**** Data supplied

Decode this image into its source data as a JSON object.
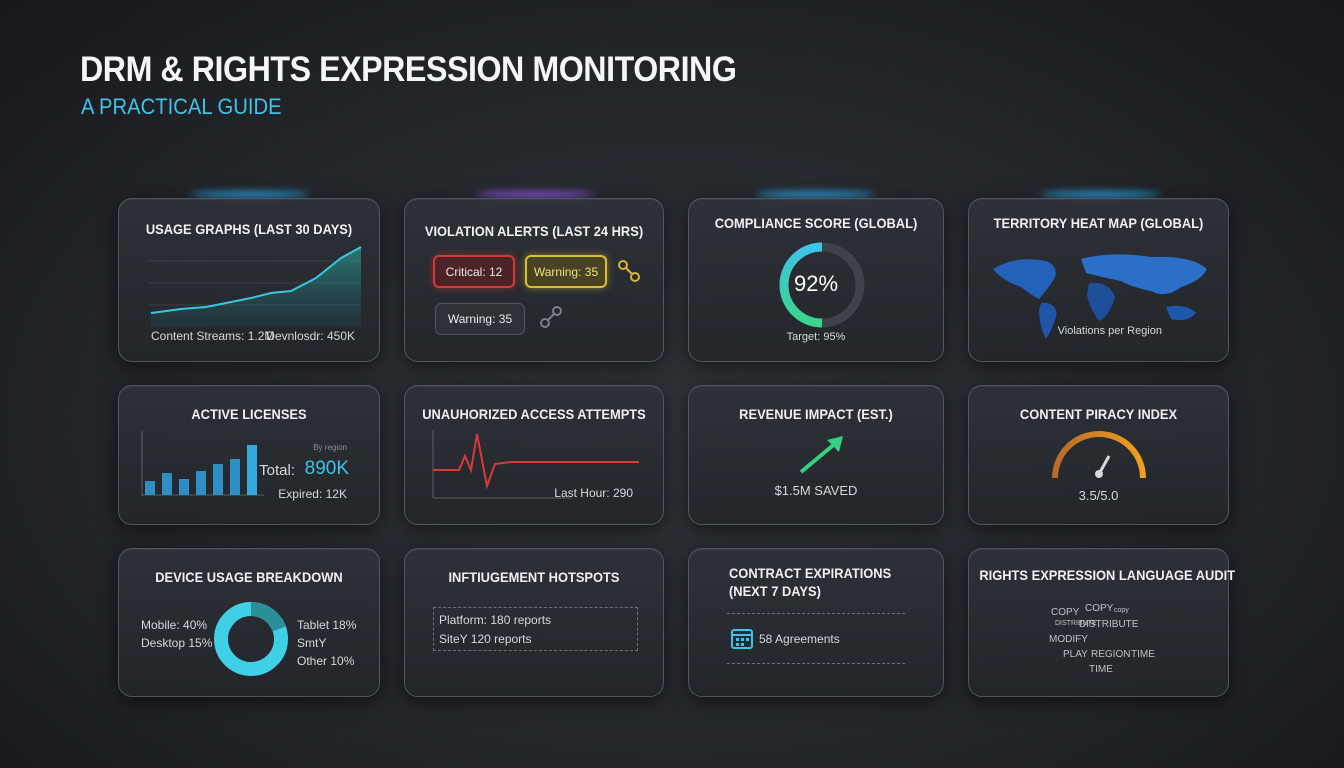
{
  "header": {
    "title": "DRM & RIGHTS EXPRESSION MONITORING",
    "subtitle": "A PRACTICAL GUIDE"
  },
  "cards": [
    {
      "title": "USAGE GRAPHS (LAST 30 DAYS)",
      "items": [
        "Content Streams: 1.2M",
        "Devnlosdr: 450K"
      ]
    },
    {
      "title": "VIOLATION ALERTS (LAST 24 HRS)",
      "items": [
        "Critical: 12",
        "Warning: 35",
        "Warning: 35"
      ]
    },
    {
      "title": "COMPLIANCE SCORE (GLOBAL)",
      "items": [
        "92%",
        "Target: 95%"
      ]
    },
    {
      "title": "TERRITORY HEAT MAP (GLOBAL)",
      "items": [
        "Violations per Region"
      ]
    },
    {
      "title": "ACTIVE LICENSES",
      "items": [
        "By region",
        "Total:",
        "890K",
        "Expired: 12K"
      ]
    },
    {
      "title": "UNAUHORIZED ACCESS ATTEMPTS",
      "items": [
        "Last Hour: 290"
      ]
    },
    {
      "title": "REVENUE IMPACT (EST.)",
      "items": [
        "$1.5M SAVED"
      ]
    },
    {
      "title": "CONTENT PIRACY INDEX",
      "items": [
        "3.5/5.0"
      ]
    },
    {
      "title": "DEVICE USAGE BREAKDOWN",
      "items": [
        "Mobile: 40%",
        "Desktop 15%",
        "Tablet 18%",
        "SmtY",
        "Other 10%"
      ]
    },
    {
      "title": "INFTIUGEMENT HOTSPOTS",
      "items": [
        "Platform: 180 reports",
        "SiteY 120 reports"
      ]
    },
    {
      "title": "CONTRACT EXPIRATIONS",
      "subtitle": "(NEXT 7 DAYS)",
      "items": [
        "58 Agreements"
      ]
    },
    {
      "title": "RIGHTS EXPRESSION LANGUAGE AUDIT",
      "items": [
        "COPY",
        "COPY",
        "copy",
        "DISTRIBUTE",
        "DISTRIBUTE",
        "MODIFY",
        "PLAY",
        "REGION",
        "TIME",
        "TIME"
      ]
    }
  ]
}
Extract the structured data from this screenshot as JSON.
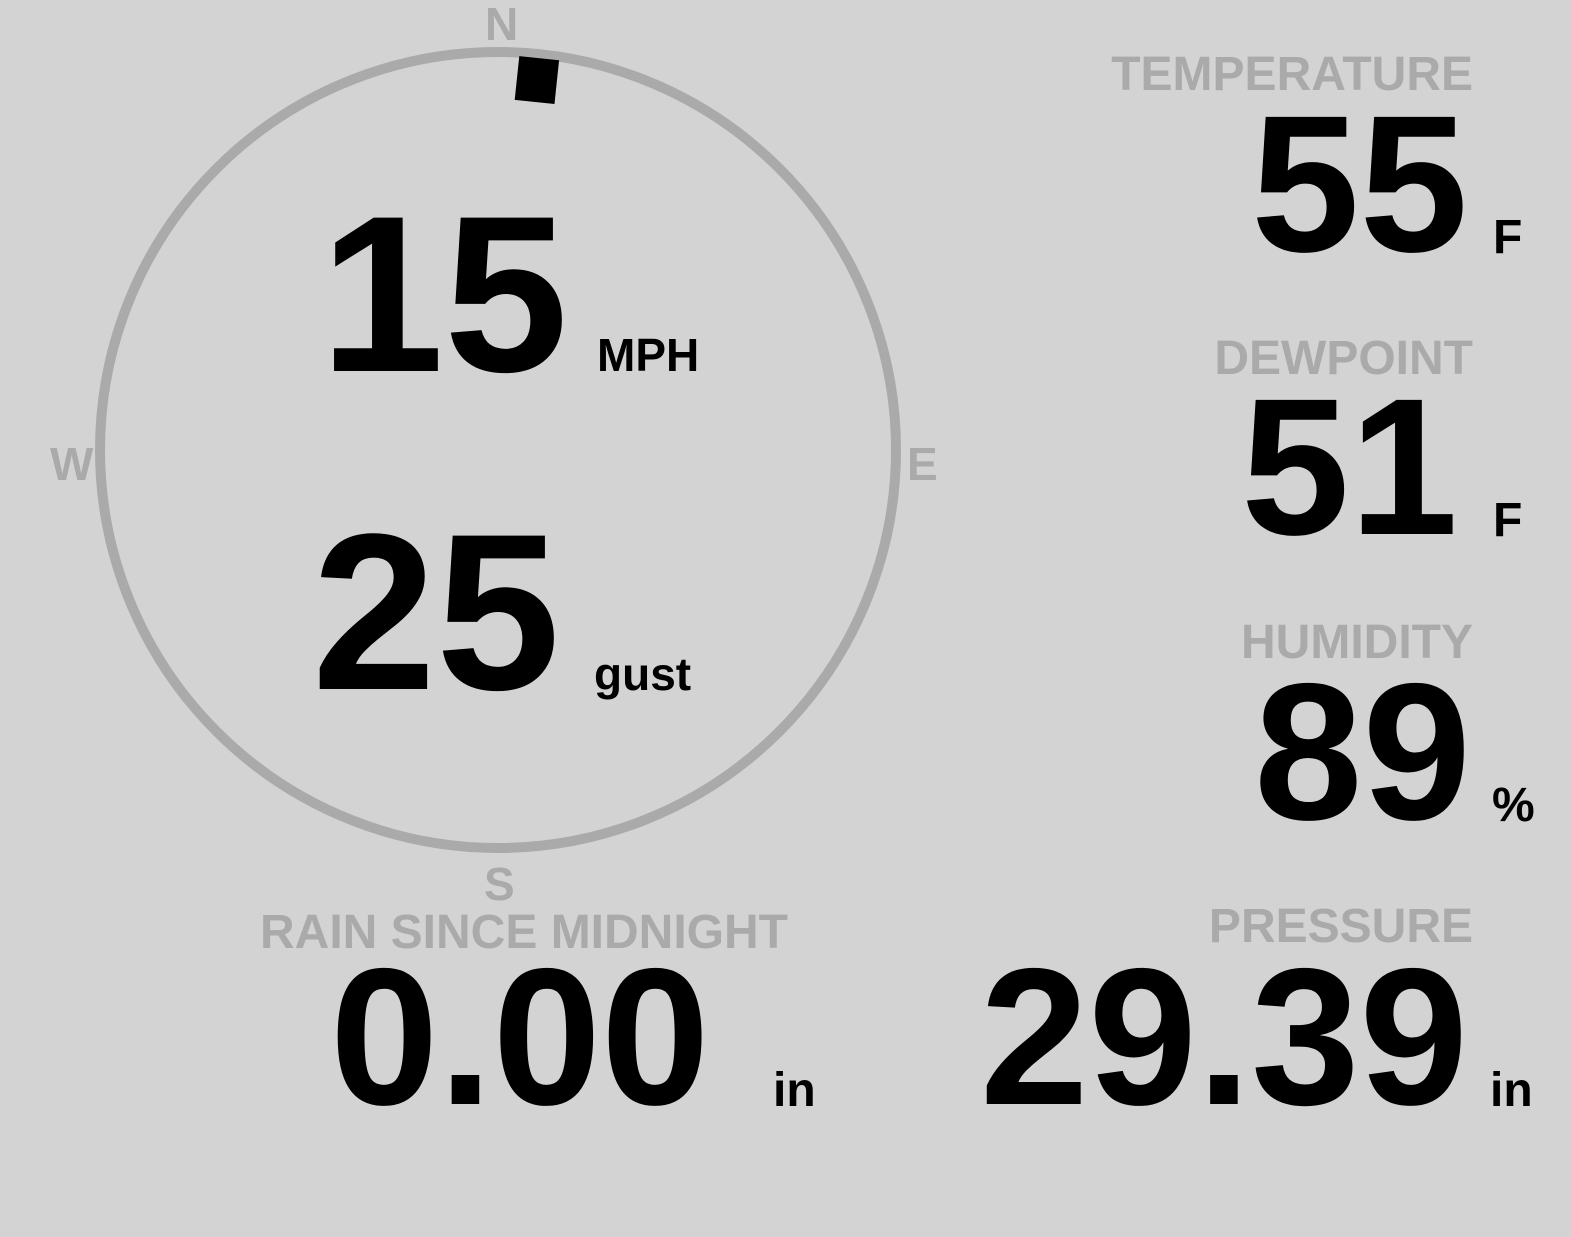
{
  "colors": {
    "background": "#d3d3d3",
    "label": "#aaaaaa",
    "value": "#000000",
    "compass_ring": "#aaaaaa"
  },
  "wind": {
    "speed": "15",
    "speed_unit": "MPH",
    "gust": "25",
    "gust_label": "gust",
    "direction_deg": 6,
    "compass": {
      "n": "N",
      "e": "E",
      "s": "S",
      "w": "W"
    }
  },
  "temperature": {
    "label": "TEMPERATURE",
    "value": "55",
    "unit": "F"
  },
  "dewpoint": {
    "label": "DEWPOINT",
    "value": "51",
    "unit": "F"
  },
  "humidity": {
    "label": "HUMIDITY",
    "value": "89",
    "unit": "%"
  },
  "rain": {
    "label": "RAIN SINCE MIDNIGHT",
    "value": "0.00",
    "unit": "in"
  },
  "pressure": {
    "label": "PRESSURE",
    "value": "29.39",
    "unit": "in"
  }
}
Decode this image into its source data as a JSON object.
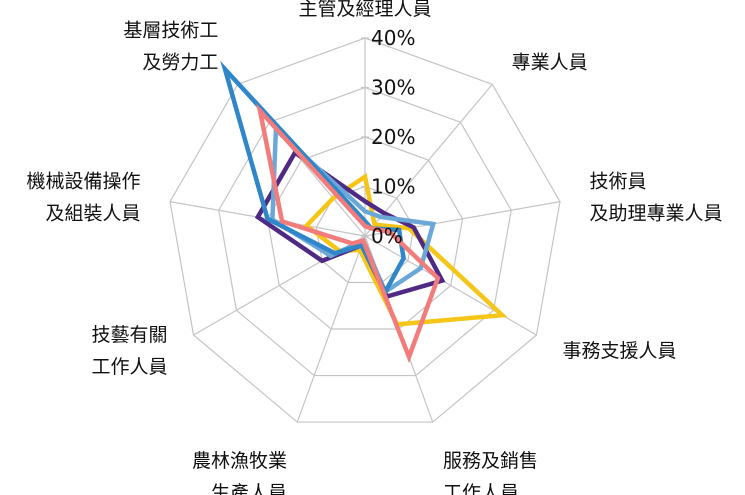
{
  "chart_data": {
    "type": "radar",
    "title": "",
    "categories": [
      [
        "主管及經理人員"
      ],
      [
        "專業人員"
      ],
      [
        "技術員",
        "及助理專業人員"
      ],
      [
        "事務支援人員"
      ],
      [
        "服務及銷售",
        "工作人員"
      ],
      [
        "農林漁牧業",
        "生產人員"
      ],
      [
        "技藝有關",
        "工作人員"
      ],
      [
        "機械設備操作",
        "及組裝人員"
      ],
      [
        "基層技術工",
        "及勞力工"
      ]
    ],
    "ticks": [
      "0%",
      "10%",
      "20%",
      "30%",
      "40%"
    ],
    "rmax": 40,
    "grid": true,
    "series": [
      {
        "color": "#F5C518",
        "values": [
          12,
          3,
          9,
          32,
          19,
          3,
          6,
          12,
          10
        ]
      },
      {
        "color": "#4E2A84",
        "values": [
          7,
          6,
          10,
          18,
          13,
          2,
          10,
          22,
          22
        ]
      },
      {
        "color": "#6BA8D8",
        "values": [
          5,
          5,
          14,
          13,
          12,
          1,
          8,
          19,
          28
        ]
      },
      {
        "color": "#2F86C8",
        "values": [
          3,
          2,
          7,
          9,
          12,
          2,
          7,
          20,
          44
        ]
      },
      {
        "color": "#F27B7B",
        "values": [
          2,
          2,
          5,
          17,
          26,
          1,
          3,
          17,
          33
        ]
      }
    ]
  }
}
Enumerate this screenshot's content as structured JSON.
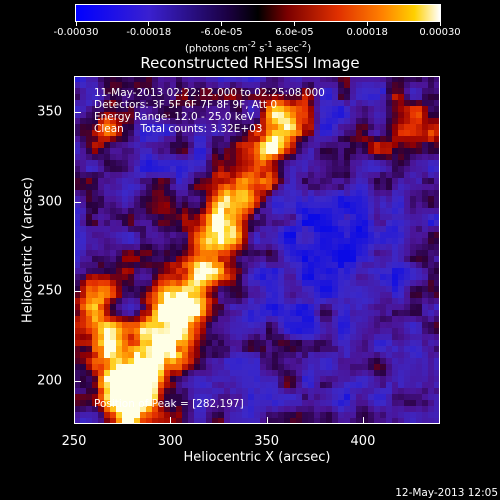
{
  "colorbar": {
    "tick_labels": [
      "-0.00030",
      "-0.00018",
      "-6.0e-05",
      "6.0e-05",
      "0.00018",
      "0.00030"
    ],
    "units_html": "(photons cm<sup>-2</sup> s<sup>-1</sup> asec<sup>-2</sup>)",
    "range": [
      -0.0003,
      0.0003
    ],
    "colors": [
      "#0000ff",
      "#4a0aa0",
      "#000000",
      "#aa0000",
      "#ff6000",
      "#ffcc00",
      "#ffffff"
    ]
  },
  "chart_data": {
    "type": "heatmap",
    "title": "Reconstructed RHESSI Image",
    "xlabel": "Heliocentric X (arcsec)",
    "ylabel": "Heliocentric Y (arcsec)",
    "xlim": [
      250,
      440
    ],
    "ylim": [
      176,
      370
    ],
    "x_ticks": [
      250,
      300,
      350,
      400
    ],
    "y_ticks": [
      200,
      250,
      300,
      350
    ],
    "annotations": [
      "11-May-2013 02:22:12.000 to 02:25:08.000",
      "Detectors: 3F 5F 6F 7F 8F 9F, Att 0",
      "Energy Range: 12.0 - 25.0 keV",
      "Clean     Total counts: 3.32E+03"
    ],
    "peak_label": "Position of Peak = [282,197]",
    "peak": [
      282,
      197
    ]
  },
  "footer": {
    "timestamp": "12-May-2013 12:05"
  }
}
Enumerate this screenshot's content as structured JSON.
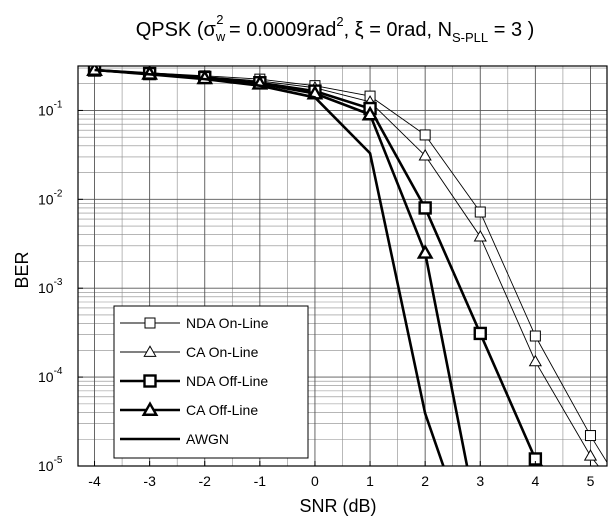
{
  "chart_data": {
    "type": "line",
    "title": {
      "prefix": "QPSK (",
      "sigma": "σ",
      "sigma_sub": "w",
      "sigma_sup": "2",
      "eq1": " = 0.0009rad",
      "rad_sup": "2",
      "xi_part": ", ξ = 0rad, N",
      "n_sub": "S-PLL",
      "suffix": " = 3 )"
    },
    "xlabel": "SNR (dB)",
    "ylabel": "BER",
    "xlim": [
      -4.3,
      5.3
    ],
    "ylim_log10": [
      -5,
      -0.5
    ],
    "y_scale": "log",
    "grid": true,
    "x_ticks": [
      -4,
      -3,
      -2,
      -1,
      0,
      1,
      2,
      3,
      4,
      5
    ],
    "x_tick_labels": [
      "-4",
      "-3",
      "-2",
      "-1",
      "0",
      "1",
      "2",
      "3",
      "4",
      "5"
    ],
    "y_ticks": [
      {
        "base": "10",
        "exp": "-1",
        "log": -1
      },
      {
        "base": "10",
        "exp": "-2",
        "log": -2
      },
      {
        "base": "10",
        "exp": "-3",
        "log": -3
      },
      {
        "base": "10",
        "exp": "-4",
        "log": -4
      },
      {
        "base": "10",
        "exp": "-5",
        "log": -5
      }
    ],
    "legend_position": "lower-left",
    "series": [
      {
        "name": "NDA On-Line",
        "marker": "square",
        "thick": false,
        "x": [
          -4,
          -3,
          -2,
          -1,
          0,
          1,
          2,
          3,
          4,
          5,
          5.3
        ],
        "y": [
          0.285,
          0.265,
          0.245,
          0.225,
          0.19,
          0.145,
          0.053,
          0.0072,
          0.00029,
          2.2e-05,
          1.1e-05
        ]
      },
      {
        "name": "CA On-Line",
        "marker": "triangle",
        "thick": false,
        "x": [
          -4,
          -3,
          -2,
          -1,
          0,
          1,
          2,
          3,
          4,
          5,
          5.3
        ],
        "y": [
          0.285,
          0.262,
          0.24,
          0.215,
          0.18,
          0.125,
          0.031,
          0.0038,
          0.00015,
          1.3e-05,
          7.5e-06
        ]
      },
      {
        "name": "NDA Off-Line",
        "marker": "square",
        "thick": true,
        "x": [
          -4,
          -3,
          -2,
          -1,
          0,
          1,
          2,
          3,
          4,
          4.3
        ],
        "y": [
          0.285,
          0.26,
          0.235,
          0.205,
          0.165,
          0.105,
          0.008,
          0.00031,
          1.2e-05,
          7.5e-06
        ]
      },
      {
        "name": "CA Off-Line",
        "marker": "triangle",
        "thick": true,
        "x": [
          -4,
          -3,
          -2,
          -1,
          0,
          1,
          2,
          2.8
        ],
        "y": [
          0.285,
          0.258,
          0.23,
          0.2,
          0.155,
          0.09,
          0.0025,
          7.5e-06
        ]
      },
      {
        "name": "AWGN",
        "marker": "none",
        "thick": true,
        "x": [
          -4,
          -3,
          -2,
          -1,
          0,
          1,
          2,
          2.4
        ],
        "y": [
          0.285,
          0.255,
          0.225,
          0.19,
          0.14,
          0.033,
          3.9e-05,
          7.5e-06
        ]
      }
    ]
  }
}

********

**Exercise objective:** Copy each line of the records containing the string "GLOBAL".

**Task output:**
      "title": "COMPLIANCE SCORE (GLOBAL)",
      "title": "TERRITORY HEAT MAP (GLOBAL)",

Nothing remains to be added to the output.